_THE EXERCISE_: Reproduce all the entries exactly and keep the pictures out.
* Start EXERCISE DATA *
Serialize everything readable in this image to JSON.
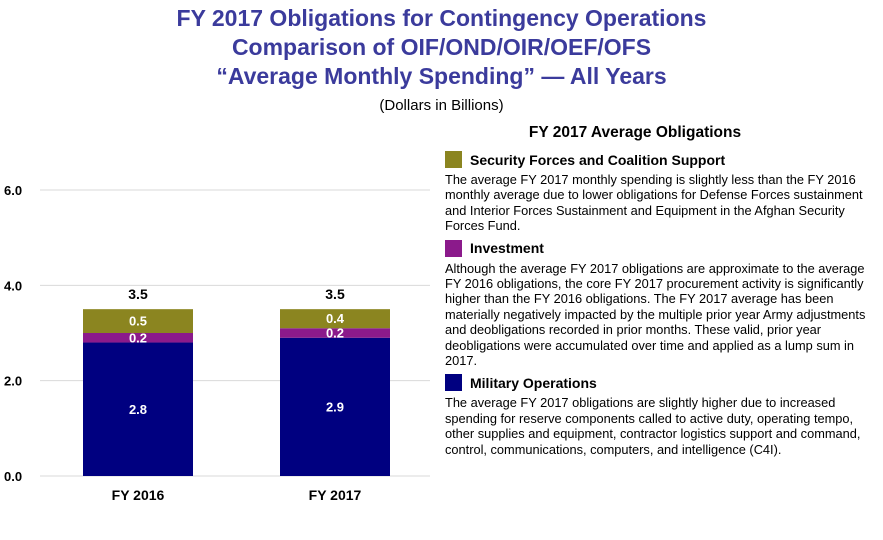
{
  "title": {
    "line1": "FY 2017 Obligations for Contingency Operations",
    "line2": "Comparison of OIF/OND/OIR/OEF/OFS",
    "line3": "“Average Monthly Spending” — All Years",
    "subtitle": "(Dollars in Billions)"
  },
  "chart_data": {
    "type": "bar",
    "stacked": true,
    "categories": [
      "FY 2016",
      "FY 2017"
    ],
    "series": [
      {
        "name": "Military Operations",
        "values": [
          2.8,
          2.9
        ],
        "color": "#000080"
      },
      {
        "name": "Investment",
        "values": [
          0.2,
          0.2
        ],
        "color": "#8b1a8b"
      },
      {
        "name": "Security Forces and Coalition Support",
        "values": [
          0.5,
          0.4
        ],
        "color": "#8b8520"
      }
    ],
    "totals": [
      3.5,
      3.5
    ],
    "yticks": [
      "0.0",
      "2.0",
      "4.0",
      "6.0"
    ],
    "ylim": [
      0,
      6
    ],
    "grid": true
  },
  "panel": {
    "title": "FY 2017 Average Obligations",
    "sections": [
      {
        "title": "Security Forces and Coalition Support",
        "color": "#8b8520",
        "text": "The average FY 2017 monthly spending is slightly less than the FY 2016 monthly average due to lower obligations for Defense Forces sustainment and Interior Forces Sustainment and Equipment in the Afghan Security Forces Fund."
      },
      {
        "title": "Investment",
        "color": "#8b1a8b",
        "text": "Although the average FY 2017 obligations are approximate to the average FY 2016 obligations, the core FY 2017 procurement activity is significantly higher than the FY 2016 obligations. The FY 2017 average has been materially negatively impacted by the multiple prior year Army adjustments and deobligations recorded in prior months.  These valid, prior year deobligations were accumulated over time and applied as a lump sum in 2017."
      },
      {
        "title": "Military Operations",
        "color": "#000080",
        "text": "The average FY 2017 obligations are slightly higher due to increased spending for reserve components called to active duty, operating tempo, other supplies and equipment, contractor logistics support and command, control, communications, computers, and intelligence (C4I)."
      }
    ]
  }
}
* End EXERCISE DATA *
_WORKED SOLUTION_:
Serialize everything readable in this image to JSON.
{
  "title": {
    "line1": "FY 2017 Obligations for Contingency Operations",
    "line2": "Comparison of OIF/OND/OIR/OEF/OFS",
    "line3": "“Average Monthly Spending” — All Years",
    "subtitle": "(Dollars in Billions)"
  },
  "chart_data": {
    "type": "bar",
    "stacked": true,
    "categories": [
      "FY 2016",
      "FY 2017"
    ],
    "series": [
      {
        "name": "Military Operations",
        "values": [
          2.8,
          2.9
        ],
        "color": "#000080"
      },
      {
        "name": "Investment",
        "values": [
          0.2,
          0.2
        ],
        "color": "#8b1a8b"
      },
      {
        "name": "Security Forces and Coalition Support",
        "values": [
          0.5,
          0.4
        ],
        "color": "#8b8520"
      }
    ],
    "totals": [
      3.5,
      3.5
    ],
    "yticks": [
      "0.0",
      "2.0",
      "4.0",
      "6.0"
    ],
    "ylim": [
      0,
      6
    ],
    "grid": true
  },
  "panel": {
    "title": "FY 2017 Average Obligations",
    "sections": [
      {
        "title": "Security Forces and Coalition Support",
        "color": "#8b8520",
        "text": "The average FY 2017 monthly spending is slightly less than the FY 2016 monthly average due to lower obligations for Defense Forces sustainment and Interior Forces Sustainment and Equipment in the Afghan Security Forces Fund."
      },
      {
        "title": "Investment",
        "color": "#8b1a8b",
        "text": "Although the average FY 2017 obligations are approximate to the average FY 2016 obligations, the core FY 2017 procurement activity is significantly higher than the FY 2016 obligations. The FY 2017 average has been materially negatively impacted by the multiple prior year Army adjustments and deobligations recorded in prior months.  These valid, prior year deobligations were accumulated over time and applied as a lump sum in 2017."
      },
      {
        "title": "Military Operations",
        "color": "#000080",
        "text": "The average FY 2017 obligations are slightly higher due to increased spending for reserve components called to active duty, operating tempo, other supplies and equipment, contractor logistics support and command, control, communications, computers, and intelligence (C4I)."
      }
    ]
  }
}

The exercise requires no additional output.